** begin **

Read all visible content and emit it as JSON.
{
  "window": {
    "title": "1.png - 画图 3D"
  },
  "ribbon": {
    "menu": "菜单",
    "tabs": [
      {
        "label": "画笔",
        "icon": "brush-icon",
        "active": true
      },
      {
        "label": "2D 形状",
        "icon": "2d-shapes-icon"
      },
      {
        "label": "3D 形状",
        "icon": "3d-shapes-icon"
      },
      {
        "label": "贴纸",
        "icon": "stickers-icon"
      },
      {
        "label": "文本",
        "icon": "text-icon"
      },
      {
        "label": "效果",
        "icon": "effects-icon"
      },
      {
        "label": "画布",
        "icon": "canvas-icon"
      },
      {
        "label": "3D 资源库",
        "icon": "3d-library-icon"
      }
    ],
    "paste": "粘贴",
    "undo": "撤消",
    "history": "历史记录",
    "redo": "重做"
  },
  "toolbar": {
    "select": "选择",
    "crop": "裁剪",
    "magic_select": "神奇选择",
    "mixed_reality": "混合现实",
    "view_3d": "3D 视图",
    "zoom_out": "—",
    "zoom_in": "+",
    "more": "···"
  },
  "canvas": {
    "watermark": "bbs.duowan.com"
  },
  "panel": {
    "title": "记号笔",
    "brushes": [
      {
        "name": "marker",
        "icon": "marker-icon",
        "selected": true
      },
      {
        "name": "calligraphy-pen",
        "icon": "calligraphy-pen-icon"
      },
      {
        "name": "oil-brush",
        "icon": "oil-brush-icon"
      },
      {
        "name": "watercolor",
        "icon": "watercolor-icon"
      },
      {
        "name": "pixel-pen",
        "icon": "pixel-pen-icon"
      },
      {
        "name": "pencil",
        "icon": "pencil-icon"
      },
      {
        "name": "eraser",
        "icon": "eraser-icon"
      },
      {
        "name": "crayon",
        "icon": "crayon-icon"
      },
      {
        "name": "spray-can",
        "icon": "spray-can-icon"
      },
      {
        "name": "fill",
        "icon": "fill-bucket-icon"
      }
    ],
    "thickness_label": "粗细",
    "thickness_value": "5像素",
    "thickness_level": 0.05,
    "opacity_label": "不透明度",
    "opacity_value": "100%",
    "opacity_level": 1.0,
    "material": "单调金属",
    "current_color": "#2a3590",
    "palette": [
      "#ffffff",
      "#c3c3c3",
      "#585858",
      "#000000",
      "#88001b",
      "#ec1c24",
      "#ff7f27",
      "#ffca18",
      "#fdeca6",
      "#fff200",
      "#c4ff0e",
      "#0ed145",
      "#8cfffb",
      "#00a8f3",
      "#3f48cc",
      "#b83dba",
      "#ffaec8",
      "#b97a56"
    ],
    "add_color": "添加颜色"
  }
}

** end **

▶ **Short task**
Repeat the listing in full, keeping every line exactly as it is.

▶ **Result**
Read all visible content and emit it as JSON.
{
  "window": {
    "title": "1.png - 画图 3D"
  },
  "ribbon": {
    "menu": "菜单",
    "tabs": [
      {
        "label": "画笔",
        "icon": "brush-icon",
        "active": true
      },
      {
        "label": "2D 形状",
        "icon": "2d-shapes-icon"
      },
      {
        "label": "3D 形状",
        "icon": "3d-shapes-icon"
      },
      {
        "label": "贴纸",
        "icon": "stickers-icon"
      },
      {
        "label": "文本",
        "icon": "text-icon"
      },
      {
        "label": "效果",
        "icon": "effects-icon"
      },
      {
        "label": "画布",
        "icon": "canvas-icon"
      },
      {
        "label": "3D 资源库",
        "icon": "3d-library-icon"
      }
    ],
    "paste": "粘贴",
    "undo": "撤消",
    "history": "历史记录",
    "redo": "重做"
  },
  "toolbar": {
    "select": "选择",
    "crop": "裁剪",
    "magic_select": "神奇选择",
    "mixed_reality": "混合现实",
    "view_3d": "3D 视图",
    "zoom_out": "—",
    "zoom_in": "+",
    "more": "···"
  },
  "canvas": {
    "watermark": "bbs.duowan.com"
  },
  "panel": {
    "title": "记号笔",
    "brushes": [
      {
        "name": "marker",
        "icon": "marker-icon",
        "selected": true
      },
      {
        "name": "calligraphy-pen",
        "icon": "calligraphy-pen-icon"
      },
      {
        "name": "oil-brush",
        "icon": "oil-brush-icon"
      },
      {
        "name": "watercolor",
        "icon": "watercolor-icon"
      },
      {
        "name": "pixel-pen",
        "icon": "pixel-pen-icon"
      },
      {
        "name": "pencil",
        "icon": "pencil-icon"
      },
      {
        "name": "eraser",
        "icon": "eraser-icon"
      },
      {
        "name": "crayon",
        "icon": "crayon-icon"
      },
      {
        "name": "spray-can",
        "icon": "spray-can-icon"
      },
      {
        "name": "fill",
        "icon": "fill-bucket-icon"
      }
    ],
    "thickness_label": "粗细",
    "thickness_value": "5像素",
    "thickness_level": 0.05,
    "opacity_label": "不透明度",
    "opacity_value": "100%",
    "opacity_level": 1.0,
    "material": "单调金属",
    "current_color": "#2a3590",
    "palette": [
      "#ffffff",
      "#c3c3c3",
      "#585858",
      "#000000",
      "#88001b",
      "#ec1c24",
      "#ff7f27",
      "#ffca18",
      "#fdeca6",
      "#fff200",
      "#c4ff0e",
      "#0ed145",
      "#8cfffb",
      "#00a8f3",
      "#3f48cc",
      "#b83dba",
      "#ffaec8",
      "#b97a56"
    ],
    "add_color": "添加颜色"
  }
}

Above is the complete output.